▶ _What to work on_:
Make an exact copy of the lines below.

Items from a data source
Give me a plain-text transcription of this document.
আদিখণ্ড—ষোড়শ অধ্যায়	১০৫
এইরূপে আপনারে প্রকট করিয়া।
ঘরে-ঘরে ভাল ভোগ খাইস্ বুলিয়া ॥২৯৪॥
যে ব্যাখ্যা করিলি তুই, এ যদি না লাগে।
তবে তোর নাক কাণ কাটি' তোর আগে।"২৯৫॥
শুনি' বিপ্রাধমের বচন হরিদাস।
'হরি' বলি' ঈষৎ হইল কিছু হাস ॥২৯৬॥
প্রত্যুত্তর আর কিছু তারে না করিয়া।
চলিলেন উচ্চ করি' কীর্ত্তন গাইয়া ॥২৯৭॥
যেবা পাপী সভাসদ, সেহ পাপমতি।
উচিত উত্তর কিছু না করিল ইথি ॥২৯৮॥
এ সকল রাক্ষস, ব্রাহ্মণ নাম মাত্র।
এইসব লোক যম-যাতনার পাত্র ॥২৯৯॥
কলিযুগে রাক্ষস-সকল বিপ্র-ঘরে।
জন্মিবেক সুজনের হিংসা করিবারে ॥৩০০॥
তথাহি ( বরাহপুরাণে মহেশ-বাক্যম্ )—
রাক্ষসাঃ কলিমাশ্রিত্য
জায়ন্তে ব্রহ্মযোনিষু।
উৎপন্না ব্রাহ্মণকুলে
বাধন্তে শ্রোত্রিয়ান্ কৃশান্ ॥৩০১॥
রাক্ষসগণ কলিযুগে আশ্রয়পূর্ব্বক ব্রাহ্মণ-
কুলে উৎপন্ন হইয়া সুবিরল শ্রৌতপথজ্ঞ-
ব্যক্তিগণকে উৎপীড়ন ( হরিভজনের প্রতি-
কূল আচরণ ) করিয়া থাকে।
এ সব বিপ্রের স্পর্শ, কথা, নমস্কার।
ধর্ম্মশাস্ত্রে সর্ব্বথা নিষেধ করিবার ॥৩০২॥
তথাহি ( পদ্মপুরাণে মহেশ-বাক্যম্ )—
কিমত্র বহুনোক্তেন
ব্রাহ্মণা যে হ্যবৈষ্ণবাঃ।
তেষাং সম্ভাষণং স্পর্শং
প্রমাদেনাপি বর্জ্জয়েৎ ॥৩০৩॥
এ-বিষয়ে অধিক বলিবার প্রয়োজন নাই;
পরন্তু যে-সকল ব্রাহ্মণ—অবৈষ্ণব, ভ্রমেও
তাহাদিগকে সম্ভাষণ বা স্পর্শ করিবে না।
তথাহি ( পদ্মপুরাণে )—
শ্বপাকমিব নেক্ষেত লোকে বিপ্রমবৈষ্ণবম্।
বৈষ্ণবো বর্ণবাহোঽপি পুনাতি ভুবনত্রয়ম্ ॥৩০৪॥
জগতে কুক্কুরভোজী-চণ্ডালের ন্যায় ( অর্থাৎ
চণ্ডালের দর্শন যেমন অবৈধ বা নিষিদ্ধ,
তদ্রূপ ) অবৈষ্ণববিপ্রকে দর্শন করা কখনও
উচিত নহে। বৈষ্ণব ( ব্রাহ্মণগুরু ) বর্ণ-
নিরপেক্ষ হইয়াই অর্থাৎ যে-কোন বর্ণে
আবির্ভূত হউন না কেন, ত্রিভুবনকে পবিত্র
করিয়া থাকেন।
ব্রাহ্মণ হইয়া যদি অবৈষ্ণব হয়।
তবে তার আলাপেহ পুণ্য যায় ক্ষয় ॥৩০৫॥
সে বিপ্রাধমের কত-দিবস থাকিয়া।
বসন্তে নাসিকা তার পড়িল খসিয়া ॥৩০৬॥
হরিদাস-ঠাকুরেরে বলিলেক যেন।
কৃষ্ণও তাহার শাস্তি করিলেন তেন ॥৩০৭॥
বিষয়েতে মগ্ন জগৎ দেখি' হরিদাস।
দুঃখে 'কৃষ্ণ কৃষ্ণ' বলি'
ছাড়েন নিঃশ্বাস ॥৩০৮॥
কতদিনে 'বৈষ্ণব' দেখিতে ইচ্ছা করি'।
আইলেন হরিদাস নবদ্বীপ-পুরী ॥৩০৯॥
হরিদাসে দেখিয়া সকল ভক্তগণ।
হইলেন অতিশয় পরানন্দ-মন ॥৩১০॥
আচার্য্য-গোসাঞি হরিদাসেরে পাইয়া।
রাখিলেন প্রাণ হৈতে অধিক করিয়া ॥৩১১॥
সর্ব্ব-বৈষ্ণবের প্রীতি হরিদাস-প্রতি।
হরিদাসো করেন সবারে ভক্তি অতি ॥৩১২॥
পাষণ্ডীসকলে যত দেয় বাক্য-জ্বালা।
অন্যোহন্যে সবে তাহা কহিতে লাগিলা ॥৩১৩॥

▶ _Expected answer_:
Give me a plain-text transcription of this document.
আদিখণ্ড—ষোড়শ অধ্যায়	১০৫
এইরূপে আপনারে প্রকট করিয়া।
ঘরে-ঘরে ভাল ভোগ খাইস্ বুলিয়া ॥২৯৪॥
যে ব্যাখ্যা করিলি তুই, এ যদি না লাগে।
তবে তোর নাক কাণ কাটি' তোর আগে।"২৯৫॥
শুনি' বিপ্রাধমের বচন হরিদাস।
'হরি' বলি' ঈষৎ হইল কিছু হাস ॥২৯৬॥
প্রত্যুত্তর আর কিছু তারে না করিয়া।
চলিলেন উচ্চ করি' কীর্ত্তন গাইয়া ॥২৯৭॥
যেবা পাপী সভাসদ, সেহ পাপমতি।
উচিত উত্তর কিছু না করিল ইথি ॥২৯৮॥
এ সকল রাক্ষস, ব্রাহ্মণ নাম মাত্র।
এইসব লোক যম-যাতনার পাত্র ॥২৯৯॥
কলিযুগে রাক্ষস-সকল বিপ্র-ঘরে।
জন্মিবেক সুজনের হিংসা করিবারে ॥৩০০॥
তথাহি ( বরাহপুরাণে মহেশ-বাক্যম্ )—
রাক্ষসাঃ কলিমাশ্রিত্য
জায়ন্তে ব্রহ্মযোনিষু।
উৎপন্না ব্রাহ্মণকুলে
বাধন্তে শ্রোত্রিয়ান্ কৃশান্ ॥৩০১॥
রাক্ষসগণ কলিযুগে আশ্রয়পূর্ব্বক ব্রাহ্মণ-
কুলে উৎপন্ন হইয়া সুবিরল শ্রৌতপথজ্ঞ-
ব্যক্তিগণকে উৎপীড়ন ( হরিভজনের প্রতি-
কূল আচরণ ) করিয়া থাকে।
এ সব বিপ্রের স্পর্শ, কথা, নমস্কার।
ধর্ম্মশাস্ত্রে সর্ব্বথা নিষেধ করিবার ॥৩০২॥
তথাহি ( পদ্মপুরাণে মহেশ-বাক্যম্ )—
কিমত্র বহুনোক্তেন
ব্রাহ্মণা যে হ্যবৈষ্ণবাঃ।
তেষাং সম্ভাষণং স্পর্শং
প্রমাদেনাপি বর্জ্জয়েৎ ॥৩০৩॥
এ-বিষয়ে অধিক বলিবার প্রয়োজন নাই;
পরন্তু যে-সকল ব্রাহ্মণ—অবৈষ্ণব, ভ্রমেও
তাহাদিগকে সম্ভাষণ বা স্পর্শ করিবে না।
তথাহি ( পদ্মপুরাণে )—
শ্বপাকমিব নেক্ষেত লোকে বিপ্রমবৈষ্ণবম্।
বৈষ্ণবো বর্ণবাহোঽপি পুনাতি ভুবনত্রয়ম্ ॥৩০৪॥
জগতে কুক্কুরভোজী-চণ্ডালের ন্যায় ( অর্থাৎ
চণ্ডালের দর্শন যেমন অবৈধ বা নিষিদ্ধ,
তদ্রূপ ) অবৈষ্ণববিপ্রকে দর্শন করা কখনও
উচিত নহে। বৈষ্ণব ( ব্রাহ্মণগুরু ) বর্ণ-
নিরপেক্ষ হইয়াই অর্থাৎ যে-কোন বর্ণে
আবির্ভূত হউন না কেন, ত্রিভুবনকে পবিত্র
করিয়া থাকেন।
ব্রাহ্মণ হইয়া যদি অবৈষ্ণব হয়।
তবে তার আলাপেহ পুণ্য যায় ক্ষয় ॥৩০৫॥
সে বিপ্রাধমের কত-দিবস থাকিয়া।
বসন্তে নাসিকা তার পড়িল খসিয়া ॥৩০৬॥
হরিদাস-ঠাকুরেরে বলিলেক যেন।
কৃষ্ণও তাহার শাস্তি করিলেন তেন ॥৩০৭॥
বিষয়েতে মগ্ন জগৎ দেখি' হরিদাস।
দুঃখে 'কৃষ্ণ কৃষ্ণ' বলি'
ছাড়েন নিঃশ্বাস ॥৩০৮॥
কতদিনে 'বৈষ্ণব' দেখিতে ইচ্ছা করি'।
আইলেন হরিদাস নবদ্বীপ-পুরী ॥৩০৯॥
হরিদাসে দেখিয়া সকল ভক্তগণ।
হইলেন অতিশয় পরানন্দ-মন ॥৩১০॥
আচার্য্য-গোসাঞি হরিদাসেরে পাইয়া।
রাখিলেন প্রাণ হৈতে অধিক করিয়া ॥৩১১॥
সর্ব্ব-বৈষ্ণবের প্রীতি হরিদাস-প্রতি।
হরিদাসো করেন সবারে ভক্তি অতি ॥৩১২॥
পাষণ্ডীসকলে যত দেয় বাক্য-জ্বালা।
অন্যোহন্যে সবে তাহা কহিতে লাগিলা ॥৩১৩॥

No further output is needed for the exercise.